Return the lines where the word "Acceleration" occurs.
--- BEGIN GIVEN RECORDS ---
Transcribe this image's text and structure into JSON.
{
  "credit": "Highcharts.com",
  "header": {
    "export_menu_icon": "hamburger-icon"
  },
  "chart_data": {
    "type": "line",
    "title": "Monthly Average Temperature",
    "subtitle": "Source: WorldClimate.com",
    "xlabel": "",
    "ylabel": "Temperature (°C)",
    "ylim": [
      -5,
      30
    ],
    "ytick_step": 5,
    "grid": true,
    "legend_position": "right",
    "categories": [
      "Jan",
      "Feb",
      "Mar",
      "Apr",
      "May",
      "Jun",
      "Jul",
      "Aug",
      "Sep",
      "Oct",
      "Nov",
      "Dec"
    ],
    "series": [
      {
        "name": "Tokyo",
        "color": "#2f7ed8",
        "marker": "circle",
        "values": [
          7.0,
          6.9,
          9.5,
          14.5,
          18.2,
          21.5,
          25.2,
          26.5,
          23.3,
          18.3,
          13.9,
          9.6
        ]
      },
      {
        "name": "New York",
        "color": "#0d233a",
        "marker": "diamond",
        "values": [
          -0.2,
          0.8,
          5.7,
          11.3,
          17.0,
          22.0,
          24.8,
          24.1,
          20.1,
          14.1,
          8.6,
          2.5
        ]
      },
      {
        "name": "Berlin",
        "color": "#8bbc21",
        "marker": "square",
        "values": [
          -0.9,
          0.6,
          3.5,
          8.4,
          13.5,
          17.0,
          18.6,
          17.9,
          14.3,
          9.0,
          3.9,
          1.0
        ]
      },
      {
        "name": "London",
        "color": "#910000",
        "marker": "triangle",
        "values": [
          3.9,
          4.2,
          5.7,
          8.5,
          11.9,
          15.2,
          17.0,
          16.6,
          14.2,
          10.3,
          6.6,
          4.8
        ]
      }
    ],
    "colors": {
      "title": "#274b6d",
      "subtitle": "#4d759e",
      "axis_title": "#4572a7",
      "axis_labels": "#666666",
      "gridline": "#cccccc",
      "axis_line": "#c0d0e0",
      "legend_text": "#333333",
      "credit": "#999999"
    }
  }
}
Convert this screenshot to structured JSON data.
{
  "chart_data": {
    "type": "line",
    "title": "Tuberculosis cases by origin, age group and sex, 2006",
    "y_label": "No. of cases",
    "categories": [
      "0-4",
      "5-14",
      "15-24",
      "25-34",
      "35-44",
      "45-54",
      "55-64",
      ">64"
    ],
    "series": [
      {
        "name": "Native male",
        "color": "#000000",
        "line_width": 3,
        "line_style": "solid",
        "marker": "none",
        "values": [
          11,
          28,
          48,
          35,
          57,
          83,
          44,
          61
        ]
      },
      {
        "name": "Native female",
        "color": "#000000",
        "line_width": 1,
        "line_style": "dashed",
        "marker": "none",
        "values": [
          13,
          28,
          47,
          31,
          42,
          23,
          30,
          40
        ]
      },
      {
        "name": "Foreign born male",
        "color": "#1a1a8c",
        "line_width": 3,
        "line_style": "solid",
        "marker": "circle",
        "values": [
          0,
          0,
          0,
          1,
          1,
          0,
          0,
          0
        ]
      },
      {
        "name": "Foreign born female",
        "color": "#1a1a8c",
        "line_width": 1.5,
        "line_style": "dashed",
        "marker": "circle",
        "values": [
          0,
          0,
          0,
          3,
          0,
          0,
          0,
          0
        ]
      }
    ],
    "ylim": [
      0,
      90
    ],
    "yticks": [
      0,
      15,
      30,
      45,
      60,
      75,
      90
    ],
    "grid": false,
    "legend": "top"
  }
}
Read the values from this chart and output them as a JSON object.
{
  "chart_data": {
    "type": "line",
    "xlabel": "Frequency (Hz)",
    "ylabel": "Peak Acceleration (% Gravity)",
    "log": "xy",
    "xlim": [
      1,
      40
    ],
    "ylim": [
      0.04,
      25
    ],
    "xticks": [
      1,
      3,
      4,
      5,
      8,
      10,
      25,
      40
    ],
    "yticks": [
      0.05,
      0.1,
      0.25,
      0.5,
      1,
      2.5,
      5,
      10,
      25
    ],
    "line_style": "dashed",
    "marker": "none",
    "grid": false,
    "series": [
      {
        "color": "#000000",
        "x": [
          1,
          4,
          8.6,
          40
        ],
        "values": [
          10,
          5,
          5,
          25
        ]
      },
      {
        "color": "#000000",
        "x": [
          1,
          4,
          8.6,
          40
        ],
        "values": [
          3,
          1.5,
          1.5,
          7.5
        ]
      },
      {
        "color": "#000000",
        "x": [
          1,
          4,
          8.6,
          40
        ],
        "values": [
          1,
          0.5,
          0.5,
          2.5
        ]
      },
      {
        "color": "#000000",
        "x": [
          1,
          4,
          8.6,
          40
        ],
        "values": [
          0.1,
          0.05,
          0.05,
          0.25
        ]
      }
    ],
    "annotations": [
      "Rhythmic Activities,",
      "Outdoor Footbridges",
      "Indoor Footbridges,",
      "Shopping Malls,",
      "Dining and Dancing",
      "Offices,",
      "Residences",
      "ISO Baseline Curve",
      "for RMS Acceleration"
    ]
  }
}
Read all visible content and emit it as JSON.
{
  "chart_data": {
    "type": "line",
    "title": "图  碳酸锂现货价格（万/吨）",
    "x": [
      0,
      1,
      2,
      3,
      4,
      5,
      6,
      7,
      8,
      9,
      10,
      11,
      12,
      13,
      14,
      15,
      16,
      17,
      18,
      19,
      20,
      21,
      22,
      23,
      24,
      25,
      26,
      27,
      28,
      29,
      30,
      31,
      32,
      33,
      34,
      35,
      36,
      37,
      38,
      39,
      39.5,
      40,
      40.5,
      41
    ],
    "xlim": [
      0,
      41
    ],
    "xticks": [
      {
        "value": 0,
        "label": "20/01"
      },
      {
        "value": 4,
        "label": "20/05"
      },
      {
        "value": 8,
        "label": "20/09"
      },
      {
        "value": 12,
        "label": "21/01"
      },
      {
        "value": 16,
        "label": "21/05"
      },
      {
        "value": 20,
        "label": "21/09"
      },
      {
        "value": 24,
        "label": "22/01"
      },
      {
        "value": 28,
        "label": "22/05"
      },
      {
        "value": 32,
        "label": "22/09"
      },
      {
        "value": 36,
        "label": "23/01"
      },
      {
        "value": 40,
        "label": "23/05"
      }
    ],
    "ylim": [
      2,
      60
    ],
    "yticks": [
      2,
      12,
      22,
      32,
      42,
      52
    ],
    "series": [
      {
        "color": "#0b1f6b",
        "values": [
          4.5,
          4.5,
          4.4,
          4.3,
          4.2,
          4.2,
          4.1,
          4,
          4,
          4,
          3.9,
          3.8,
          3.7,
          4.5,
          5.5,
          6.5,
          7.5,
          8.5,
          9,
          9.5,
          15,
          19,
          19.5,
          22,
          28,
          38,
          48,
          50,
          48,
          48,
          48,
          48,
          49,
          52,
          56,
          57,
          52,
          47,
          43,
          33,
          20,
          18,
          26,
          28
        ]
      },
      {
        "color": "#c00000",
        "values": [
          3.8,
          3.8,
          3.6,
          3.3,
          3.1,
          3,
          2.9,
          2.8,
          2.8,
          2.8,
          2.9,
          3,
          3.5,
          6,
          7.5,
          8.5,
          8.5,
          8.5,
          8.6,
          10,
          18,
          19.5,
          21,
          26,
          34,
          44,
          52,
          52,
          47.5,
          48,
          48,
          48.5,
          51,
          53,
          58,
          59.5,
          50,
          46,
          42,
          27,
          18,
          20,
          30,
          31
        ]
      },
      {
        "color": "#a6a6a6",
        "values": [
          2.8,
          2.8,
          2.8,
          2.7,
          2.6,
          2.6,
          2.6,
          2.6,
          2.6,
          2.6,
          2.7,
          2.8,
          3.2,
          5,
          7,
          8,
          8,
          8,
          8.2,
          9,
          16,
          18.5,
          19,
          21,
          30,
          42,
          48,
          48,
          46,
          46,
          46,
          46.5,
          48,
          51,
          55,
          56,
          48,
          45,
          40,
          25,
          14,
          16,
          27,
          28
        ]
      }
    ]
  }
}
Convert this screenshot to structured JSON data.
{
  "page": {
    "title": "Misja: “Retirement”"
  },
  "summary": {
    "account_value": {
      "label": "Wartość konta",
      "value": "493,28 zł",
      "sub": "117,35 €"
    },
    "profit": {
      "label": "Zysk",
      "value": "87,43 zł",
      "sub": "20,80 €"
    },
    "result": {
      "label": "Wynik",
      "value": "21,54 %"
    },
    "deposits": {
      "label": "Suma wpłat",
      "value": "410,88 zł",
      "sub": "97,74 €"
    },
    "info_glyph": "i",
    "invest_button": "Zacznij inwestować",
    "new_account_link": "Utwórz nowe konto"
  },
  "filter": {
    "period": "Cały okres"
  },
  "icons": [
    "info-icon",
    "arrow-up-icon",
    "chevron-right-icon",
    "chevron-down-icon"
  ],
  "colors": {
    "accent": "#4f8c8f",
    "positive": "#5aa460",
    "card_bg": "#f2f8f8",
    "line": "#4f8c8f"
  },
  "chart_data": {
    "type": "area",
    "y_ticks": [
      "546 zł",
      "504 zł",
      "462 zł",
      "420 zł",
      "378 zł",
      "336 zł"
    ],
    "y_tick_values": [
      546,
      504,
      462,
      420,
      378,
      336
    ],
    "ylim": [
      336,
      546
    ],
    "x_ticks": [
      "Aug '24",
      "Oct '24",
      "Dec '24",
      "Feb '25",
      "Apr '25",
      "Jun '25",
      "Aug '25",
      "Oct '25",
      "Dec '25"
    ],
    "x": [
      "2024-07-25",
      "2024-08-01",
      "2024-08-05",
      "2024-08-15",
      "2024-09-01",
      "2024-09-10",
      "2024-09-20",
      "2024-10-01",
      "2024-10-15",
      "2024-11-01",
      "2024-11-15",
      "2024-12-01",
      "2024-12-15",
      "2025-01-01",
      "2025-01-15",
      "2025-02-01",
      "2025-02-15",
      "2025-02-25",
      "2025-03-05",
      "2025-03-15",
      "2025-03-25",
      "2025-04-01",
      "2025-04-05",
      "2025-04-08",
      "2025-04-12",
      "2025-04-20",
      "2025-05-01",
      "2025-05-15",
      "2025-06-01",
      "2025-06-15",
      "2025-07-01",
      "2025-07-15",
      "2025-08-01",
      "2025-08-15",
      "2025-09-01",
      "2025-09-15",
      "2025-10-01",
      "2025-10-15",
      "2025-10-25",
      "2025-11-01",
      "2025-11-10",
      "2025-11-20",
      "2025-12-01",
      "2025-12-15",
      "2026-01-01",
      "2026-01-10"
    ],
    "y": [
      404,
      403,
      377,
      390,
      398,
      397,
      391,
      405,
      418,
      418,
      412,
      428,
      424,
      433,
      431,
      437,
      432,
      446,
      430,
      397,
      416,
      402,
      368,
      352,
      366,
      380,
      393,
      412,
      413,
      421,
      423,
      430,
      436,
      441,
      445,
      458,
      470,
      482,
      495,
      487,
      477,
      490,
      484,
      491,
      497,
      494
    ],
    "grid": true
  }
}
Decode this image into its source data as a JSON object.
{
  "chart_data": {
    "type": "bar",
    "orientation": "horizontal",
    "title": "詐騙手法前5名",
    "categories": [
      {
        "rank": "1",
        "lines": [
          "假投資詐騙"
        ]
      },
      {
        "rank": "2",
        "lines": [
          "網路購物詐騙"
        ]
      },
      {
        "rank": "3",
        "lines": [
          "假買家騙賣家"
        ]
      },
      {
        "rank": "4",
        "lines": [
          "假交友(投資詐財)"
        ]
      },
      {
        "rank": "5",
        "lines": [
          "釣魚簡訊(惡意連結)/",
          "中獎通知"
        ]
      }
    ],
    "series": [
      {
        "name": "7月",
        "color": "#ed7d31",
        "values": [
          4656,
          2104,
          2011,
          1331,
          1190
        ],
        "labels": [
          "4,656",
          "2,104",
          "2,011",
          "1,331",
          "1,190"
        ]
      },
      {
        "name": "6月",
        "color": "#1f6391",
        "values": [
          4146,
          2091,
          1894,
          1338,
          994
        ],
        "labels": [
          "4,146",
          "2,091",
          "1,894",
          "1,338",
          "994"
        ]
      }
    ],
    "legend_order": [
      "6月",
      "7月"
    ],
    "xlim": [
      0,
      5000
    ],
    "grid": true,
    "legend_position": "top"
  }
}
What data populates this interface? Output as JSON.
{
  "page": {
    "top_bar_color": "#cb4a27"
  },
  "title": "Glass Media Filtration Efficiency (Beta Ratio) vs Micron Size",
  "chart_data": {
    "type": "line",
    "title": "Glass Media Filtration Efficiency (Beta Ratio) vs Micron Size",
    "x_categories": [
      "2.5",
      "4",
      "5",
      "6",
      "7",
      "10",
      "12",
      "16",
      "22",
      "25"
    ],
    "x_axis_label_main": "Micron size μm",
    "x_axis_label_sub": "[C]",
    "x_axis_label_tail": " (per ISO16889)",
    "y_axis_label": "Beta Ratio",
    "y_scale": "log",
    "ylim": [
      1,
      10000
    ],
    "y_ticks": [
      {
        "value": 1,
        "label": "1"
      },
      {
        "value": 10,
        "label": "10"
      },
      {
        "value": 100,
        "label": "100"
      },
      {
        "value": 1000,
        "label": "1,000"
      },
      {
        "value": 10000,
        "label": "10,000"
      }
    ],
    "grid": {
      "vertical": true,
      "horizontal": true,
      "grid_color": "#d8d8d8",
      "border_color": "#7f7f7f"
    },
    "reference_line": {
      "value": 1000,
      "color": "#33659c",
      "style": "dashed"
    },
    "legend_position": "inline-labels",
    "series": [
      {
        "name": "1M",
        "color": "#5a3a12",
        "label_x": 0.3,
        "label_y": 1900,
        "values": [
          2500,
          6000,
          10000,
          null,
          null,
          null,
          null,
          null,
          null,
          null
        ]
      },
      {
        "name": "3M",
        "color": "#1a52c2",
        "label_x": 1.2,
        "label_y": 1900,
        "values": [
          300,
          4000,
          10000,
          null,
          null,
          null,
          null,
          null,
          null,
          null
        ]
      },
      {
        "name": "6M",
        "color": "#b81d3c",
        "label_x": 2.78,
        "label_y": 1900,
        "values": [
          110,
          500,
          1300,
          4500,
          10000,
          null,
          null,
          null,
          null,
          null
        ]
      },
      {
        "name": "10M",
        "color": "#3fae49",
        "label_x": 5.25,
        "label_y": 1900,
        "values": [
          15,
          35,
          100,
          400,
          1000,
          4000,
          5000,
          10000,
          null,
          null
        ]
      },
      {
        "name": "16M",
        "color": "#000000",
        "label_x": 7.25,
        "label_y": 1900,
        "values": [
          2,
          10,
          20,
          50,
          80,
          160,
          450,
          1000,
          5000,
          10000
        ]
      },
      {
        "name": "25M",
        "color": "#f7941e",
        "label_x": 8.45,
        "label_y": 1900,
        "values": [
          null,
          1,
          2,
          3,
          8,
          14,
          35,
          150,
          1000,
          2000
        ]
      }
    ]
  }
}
--- END GIVEN RECORDS ---
FINAL RESULT:
    "ylabel": "Peak Acceleration (% Gravity)",
      "for RMS Acceleration"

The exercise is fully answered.